[Data records]
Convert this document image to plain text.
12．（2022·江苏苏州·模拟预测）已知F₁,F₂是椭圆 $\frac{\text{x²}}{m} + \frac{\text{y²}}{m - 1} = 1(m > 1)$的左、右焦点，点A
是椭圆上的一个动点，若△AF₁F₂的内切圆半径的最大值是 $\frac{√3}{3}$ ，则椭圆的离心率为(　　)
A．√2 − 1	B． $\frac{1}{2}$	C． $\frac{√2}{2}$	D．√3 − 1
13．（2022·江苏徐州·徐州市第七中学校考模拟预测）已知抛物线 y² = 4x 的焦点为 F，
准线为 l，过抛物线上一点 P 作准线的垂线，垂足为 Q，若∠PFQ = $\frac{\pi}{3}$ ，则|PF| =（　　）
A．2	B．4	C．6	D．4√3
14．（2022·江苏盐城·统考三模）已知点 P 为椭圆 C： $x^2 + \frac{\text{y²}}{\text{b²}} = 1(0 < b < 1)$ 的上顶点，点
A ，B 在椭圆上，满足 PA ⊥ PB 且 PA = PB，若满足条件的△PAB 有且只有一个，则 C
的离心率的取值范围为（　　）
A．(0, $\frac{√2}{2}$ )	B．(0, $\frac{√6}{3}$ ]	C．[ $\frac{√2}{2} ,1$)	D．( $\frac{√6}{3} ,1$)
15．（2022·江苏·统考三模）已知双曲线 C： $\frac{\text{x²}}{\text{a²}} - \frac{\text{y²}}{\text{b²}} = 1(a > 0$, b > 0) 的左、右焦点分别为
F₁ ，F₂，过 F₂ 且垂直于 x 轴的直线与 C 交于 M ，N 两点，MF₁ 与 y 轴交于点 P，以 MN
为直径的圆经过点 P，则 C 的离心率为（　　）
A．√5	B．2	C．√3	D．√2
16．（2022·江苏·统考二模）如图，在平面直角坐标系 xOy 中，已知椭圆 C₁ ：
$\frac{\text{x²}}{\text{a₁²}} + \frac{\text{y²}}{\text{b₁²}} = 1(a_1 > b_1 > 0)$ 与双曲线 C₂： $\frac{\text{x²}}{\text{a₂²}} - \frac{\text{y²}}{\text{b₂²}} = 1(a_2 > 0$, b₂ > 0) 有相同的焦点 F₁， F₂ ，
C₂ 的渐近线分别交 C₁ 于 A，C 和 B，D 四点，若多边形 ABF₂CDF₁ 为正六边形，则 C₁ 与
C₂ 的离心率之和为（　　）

-- BRIEF --
Write out all of the records above exactly as they appear.

-- EXERCISE RESULT --
Convert this document image to plain text.
12．（2022·江苏苏州·模拟预测）已知F₁,F₂是椭圆 $\frac{\text{x²}}{m} + \frac{\text{y²}}{m - 1} = 1(m > 1)$的左、右焦点，点A
是椭圆上的一个动点，若△AF₁F₂的内切圆半径的最大值是 $\frac{√3}{3}$ ，则椭圆的离心率为(　　)
A．√2 − 1	B． $\frac{1}{2}$	C． $\frac{√2}{2}$	D．√3 − 1
13．（2022·江苏徐州·徐州市第七中学校考模拟预测）已知抛物线 y² = 4x 的焦点为 F，
准线为 l，过抛物线上一点 P 作准线的垂线，垂足为 Q，若∠PFQ = $\frac{\pi}{3}$ ，则|PF| =（　　）
A．2	B．4	C．6	D．4√3
14．（2022·江苏盐城·统考三模）已知点 P 为椭圆 C： $x^2 + \frac{\text{y²}}{\text{b²}} = 1(0 < b < 1)$ 的上顶点，点
A ，B 在椭圆上，满足 PA ⊥ PB 且 PA = PB，若满足条件的△PAB 有且只有一个，则 C
的离心率的取值范围为（　　）
A．(0, $\frac{√2}{2}$ )	B．(0, $\frac{√6}{3}$ ]	C．[ $\frac{√2}{2} ,1$)	D．( $\frac{√6}{3} ,1$)
15．（2022·江苏·统考三模）已知双曲线 C： $\frac{\text{x²}}{\text{a²}} - \frac{\text{y²}}{\text{b²}} = 1(a > 0$, b > 0) 的左、右焦点分别为
F₁ ，F₂，过 F₂ 且垂直于 x 轴的直线与 C 交于 M ，N 两点，MF₁ 与 y 轴交于点 P，以 MN
为直径的圆经过点 P，则 C 的离心率为（　　）
A．√5	B．2	C．√3	D．√2
16．（2022·江苏·统考二模）如图，在平面直角坐标系 xOy 中，已知椭圆 C₁ ：
$\frac{\text{x²}}{\text{a₁²}} + \frac{\text{y²}}{\text{b₁²}} = 1(a_1 > b_1 > 0)$ 与双曲线 C₂： $\frac{\text{x²}}{\text{a₂²}} - \frac{\text{y²}}{\text{b₂²}} = 1(a_2 > 0$, b₂ > 0) 有相同的焦点 F₁， F₂ ，
C₂ 的渐近线分别交 C₁ 于 A，C 和 B，D 四点，若多边形 ABF₂CDF₁ 为正六边形，则 C₁ 与
C₂ 的离心率之和为（　　）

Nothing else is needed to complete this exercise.